**Task directions**
Transcribe the listing that follows in full, omitting pictures.

**Given data**
[start]

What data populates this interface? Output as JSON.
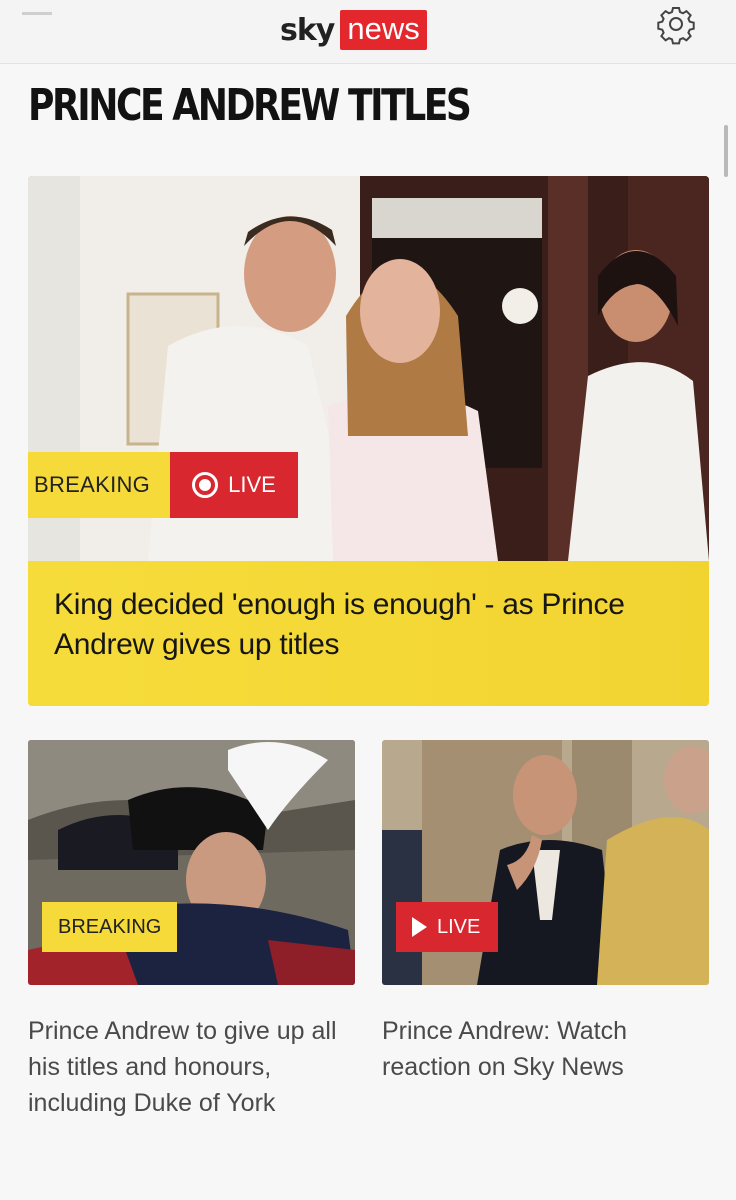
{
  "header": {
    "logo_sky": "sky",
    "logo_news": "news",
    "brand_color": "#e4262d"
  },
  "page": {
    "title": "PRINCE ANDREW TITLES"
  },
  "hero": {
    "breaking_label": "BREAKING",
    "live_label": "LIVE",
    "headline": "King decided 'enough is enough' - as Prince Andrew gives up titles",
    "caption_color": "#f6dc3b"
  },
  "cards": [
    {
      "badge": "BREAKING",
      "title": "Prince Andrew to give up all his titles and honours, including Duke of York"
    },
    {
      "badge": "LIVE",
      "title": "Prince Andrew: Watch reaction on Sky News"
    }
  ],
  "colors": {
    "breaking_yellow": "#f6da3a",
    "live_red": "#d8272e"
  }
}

[end]

**Full solution**
What data populates this interface? Output as JSON.
{
  "header": {
    "logo_sky": "sky",
    "logo_news": "news",
    "brand_color": "#e4262d"
  },
  "page": {
    "title": "PRINCE ANDREW TITLES"
  },
  "hero": {
    "breaking_label": "BREAKING",
    "live_label": "LIVE",
    "headline": "King decided 'enough is enough' - as Prince Andrew gives up titles",
    "caption_color": "#f6dc3b"
  },
  "cards": [
    {
      "badge": "BREAKING",
      "title": "Prince Andrew to give up all his titles and honours, including Duke of York"
    },
    {
      "badge": "LIVE",
      "title": "Prince Andrew: Watch reaction on Sky News"
    }
  ],
  "colors": {
    "breaking_yellow": "#f6da3a",
    "live_red": "#d8272e"
  }
}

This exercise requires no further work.